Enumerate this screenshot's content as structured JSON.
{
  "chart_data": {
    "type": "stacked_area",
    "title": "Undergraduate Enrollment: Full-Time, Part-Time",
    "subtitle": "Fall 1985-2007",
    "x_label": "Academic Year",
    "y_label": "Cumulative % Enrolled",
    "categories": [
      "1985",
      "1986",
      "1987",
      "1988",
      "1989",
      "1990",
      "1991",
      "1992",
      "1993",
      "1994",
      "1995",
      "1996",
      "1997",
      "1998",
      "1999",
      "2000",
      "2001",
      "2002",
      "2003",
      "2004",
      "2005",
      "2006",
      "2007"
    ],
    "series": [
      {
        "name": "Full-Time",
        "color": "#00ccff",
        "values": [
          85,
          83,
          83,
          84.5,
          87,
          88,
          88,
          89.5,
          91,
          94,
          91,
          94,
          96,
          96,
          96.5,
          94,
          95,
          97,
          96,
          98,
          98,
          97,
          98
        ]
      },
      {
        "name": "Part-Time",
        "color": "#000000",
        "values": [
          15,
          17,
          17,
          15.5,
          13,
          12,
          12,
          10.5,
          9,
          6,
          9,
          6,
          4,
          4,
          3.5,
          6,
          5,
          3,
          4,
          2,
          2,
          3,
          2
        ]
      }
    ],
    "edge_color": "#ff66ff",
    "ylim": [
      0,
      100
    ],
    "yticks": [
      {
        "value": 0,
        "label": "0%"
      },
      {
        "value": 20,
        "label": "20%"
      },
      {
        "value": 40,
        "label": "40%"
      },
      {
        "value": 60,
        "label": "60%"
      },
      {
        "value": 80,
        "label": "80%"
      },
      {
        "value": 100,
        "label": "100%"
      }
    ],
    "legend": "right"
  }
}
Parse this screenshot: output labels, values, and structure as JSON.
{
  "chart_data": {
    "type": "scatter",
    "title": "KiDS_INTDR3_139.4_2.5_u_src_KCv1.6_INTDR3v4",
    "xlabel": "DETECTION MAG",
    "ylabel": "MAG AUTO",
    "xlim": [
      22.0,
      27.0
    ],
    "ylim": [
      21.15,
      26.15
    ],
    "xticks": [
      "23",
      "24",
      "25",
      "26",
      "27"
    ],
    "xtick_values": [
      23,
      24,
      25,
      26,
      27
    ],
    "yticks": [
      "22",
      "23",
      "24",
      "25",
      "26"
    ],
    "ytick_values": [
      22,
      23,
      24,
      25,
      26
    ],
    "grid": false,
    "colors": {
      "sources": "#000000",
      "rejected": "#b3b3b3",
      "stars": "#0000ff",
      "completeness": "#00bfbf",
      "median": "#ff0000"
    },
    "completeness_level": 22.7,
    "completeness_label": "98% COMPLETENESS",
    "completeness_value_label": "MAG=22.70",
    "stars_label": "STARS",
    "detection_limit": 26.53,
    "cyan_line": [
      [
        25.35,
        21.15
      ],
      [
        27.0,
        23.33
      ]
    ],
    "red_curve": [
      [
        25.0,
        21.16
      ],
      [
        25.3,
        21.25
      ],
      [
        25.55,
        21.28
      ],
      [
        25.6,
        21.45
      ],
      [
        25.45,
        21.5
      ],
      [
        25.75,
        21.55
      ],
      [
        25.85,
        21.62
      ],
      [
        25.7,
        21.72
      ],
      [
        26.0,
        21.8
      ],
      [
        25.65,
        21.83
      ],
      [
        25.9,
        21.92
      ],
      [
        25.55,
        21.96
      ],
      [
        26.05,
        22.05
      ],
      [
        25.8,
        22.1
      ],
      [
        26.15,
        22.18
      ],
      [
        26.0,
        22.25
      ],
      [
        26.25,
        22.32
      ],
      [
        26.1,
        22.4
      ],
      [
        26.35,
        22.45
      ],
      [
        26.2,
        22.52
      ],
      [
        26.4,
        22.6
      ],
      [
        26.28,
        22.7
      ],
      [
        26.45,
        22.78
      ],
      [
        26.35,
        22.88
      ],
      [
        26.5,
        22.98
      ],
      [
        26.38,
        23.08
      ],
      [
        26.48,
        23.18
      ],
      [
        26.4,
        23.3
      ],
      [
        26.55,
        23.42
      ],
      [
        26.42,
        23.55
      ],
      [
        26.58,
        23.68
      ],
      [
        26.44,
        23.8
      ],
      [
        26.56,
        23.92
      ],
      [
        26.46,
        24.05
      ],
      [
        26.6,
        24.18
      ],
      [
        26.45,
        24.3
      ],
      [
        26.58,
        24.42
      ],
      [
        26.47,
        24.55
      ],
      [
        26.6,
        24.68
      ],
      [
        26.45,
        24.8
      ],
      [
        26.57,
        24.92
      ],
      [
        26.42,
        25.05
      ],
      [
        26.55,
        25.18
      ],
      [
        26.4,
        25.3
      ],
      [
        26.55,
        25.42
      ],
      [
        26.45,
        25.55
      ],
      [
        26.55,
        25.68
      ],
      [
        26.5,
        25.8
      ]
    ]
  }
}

| INSTRUCTION |
Give an exact repetition of all the material.

| RESULT FOR THIS EXERCISE |
Enumerate this screenshot's content as structured JSON.
{
  "chart_data": {
    "type": "stacked_area",
    "title": "Undergraduate Enrollment: Full-Time, Part-Time",
    "subtitle": "Fall 1985-2007",
    "x_label": "Academic Year",
    "y_label": "Cumulative % Enrolled",
    "categories": [
      "1985",
      "1986",
      "1987",
      "1988",
      "1989",
      "1990",
      "1991",
      "1992",
      "1993",
      "1994",
      "1995",
      "1996",
      "1997",
      "1998",
      "1999",
      "2000",
      "2001",
      "2002",
      "2003",
      "2004",
      "2005",
      "2006",
      "2007"
    ],
    "series": [
      {
        "name": "Full-Time",
        "color": "#00ccff",
        "values": [
          85,
          83,
          83,
          84.5,
          87,
          88,
          88,
          89.5,
          91,
          94,
          91,
          94,
          96,
          96,
          96.5,
          94,
          95,
          97,
          96,
          98,
          98,
          97,
          98
        ]
      },
      {
        "name": "Part-Time",
        "color": "#000000",
        "values": [
          15,
          17,
          17,
          15.5,
          13,
          12,
          12,
          10.5,
          9,
          6,
          9,
          6,
          4,
          4,
          3.5,
          6,
          5,
          3,
          4,
          2,
          2,
          3,
          2
        ]
      }
    ],
    "edge_color": "#ff66ff",
    "ylim": [
      0,
      100
    ],
    "yticks": [
      {
        "value": 0,
        "label": "0%"
      },
      {
        "value": 20,
        "label": "20%"
      },
      {
        "value": 40,
        "label": "40%"
      },
      {
        "value": 60,
        "label": "60%"
      },
      {
        "value": 80,
        "label": "80%"
      },
      {
        "value": 100,
        "label": "100%"
      }
    ],
    "legend": "right"
  }
}
Parse this screenshot: output labels, values, and structure as JSON.
{
  "chart_data": {
    "type": "scatter",
    "title": "KiDS_INTDR3_139.4_2.5_u_src_KCv1.6_INTDR3v4",
    "xlabel": "DETECTION MAG",
    "ylabel": "MAG AUTO",
    "xlim": [
      22.0,
      27.0
    ],
    "ylim": [
      21.15,
      26.15
    ],
    "xticks": [
      "23",
      "24",
      "25",
      "26",
      "27"
    ],
    "xtick_values": [
      23,
      24,
      25,
      26,
      27
    ],
    "yticks": [
      "22",
      "23",
      "24",
      "25",
      "26"
    ],
    "ytick_values": [
      22,
      23,
      24,
      25,
      26
    ],
    "grid": false,
    "colors": {
      "sources": "#000000",
      "rejected": "#b3b3b3",
      "stars": "#0000ff",
      "completeness": "#00bfbf",
      "median": "#ff0000"
    },
    "completeness_level": 22.7,
    "completeness_label": "98% COMPLETENESS",
    "completeness_value_label": "MAG=22.70",
    "stars_label": "STARS",
    "detection_limit": 26.53,
    "cyan_line": [
      [
        25.35,
        21.15
      ],
      [
        27.0,
        23.33
      ]
    ],
    "red_curve": [
      [
        25.0,
        21.16
      ],
      [
        25.3,
        21.25
      ],
      [
        25.55,
        21.28
      ],
      [
        25.6,
        21.45
      ],
      [
        25.45,
        21.5
      ],
      [
        25.75,
        21.55
      ],
      [
        25.85,
        21.62
      ],
      [
        25.7,
        21.72
      ],
      [
        26.0,
        21.8
      ],
      [
        25.65,
        21.83
      ],
      [
        25.9,
        21.92
      ],
      [
        25.55,
        21.96
      ],
      [
        26.05,
        22.05
      ],
      [
        25.8,
        22.1
      ],
      [
        26.15,
        22.18
      ],
      [
        26.0,
        22.25
      ],
      [
        26.25,
        22.32
      ],
      [
        26.1,
        22.4
      ],
      [
        26.35,
        22.45
      ],
      [
        26.2,
        22.52
      ],
      [
        26.4,
        22.6
      ],
      [
        26.28,
        22.7
      ],
      [
        26.45,
        22.78
      ],
      [
        26.35,
        22.88
      ],
      [
        26.5,
        22.98
      ],
      [
        26.38,
        23.08
      ],
      [
        26.48,
        23.18
      ],
      [
        26.4,
        23.3
      ],
      [
        26.55,
        23.42
      ],
      [
        26.42,
        23.55
      ],
      [
        26.58,
        23.68
      ],
      [
        26.44,
        23.8
      ],
      [
        26.56,
        23.92
      ],
      [
        26.46,
        24.05
      ],
      [
        26.6,
        24.18
      ],
      [
        26.45,
        24.3
      ],
      [
        26.58,
        24.42
      ],
      [
        26.47,
        24.55
      ],
      [
        26.6,
        24.68
      ],
      [
        26.45,
        24.8
      ],
      [
        26.57,
        24.92
      ],
      [
        26.42,
        25.05
      ],
      [
        26.55,
        25.18
      ],
      [
        26.4,
        25.3
      ],
      [
        26.55,
        25.42
      ],
      [
        26.45,
        25.55
      ],
      [
        26.55,
        25.68
      ],
      [
        26.5,
        25.8
      ]
    ]
  }
}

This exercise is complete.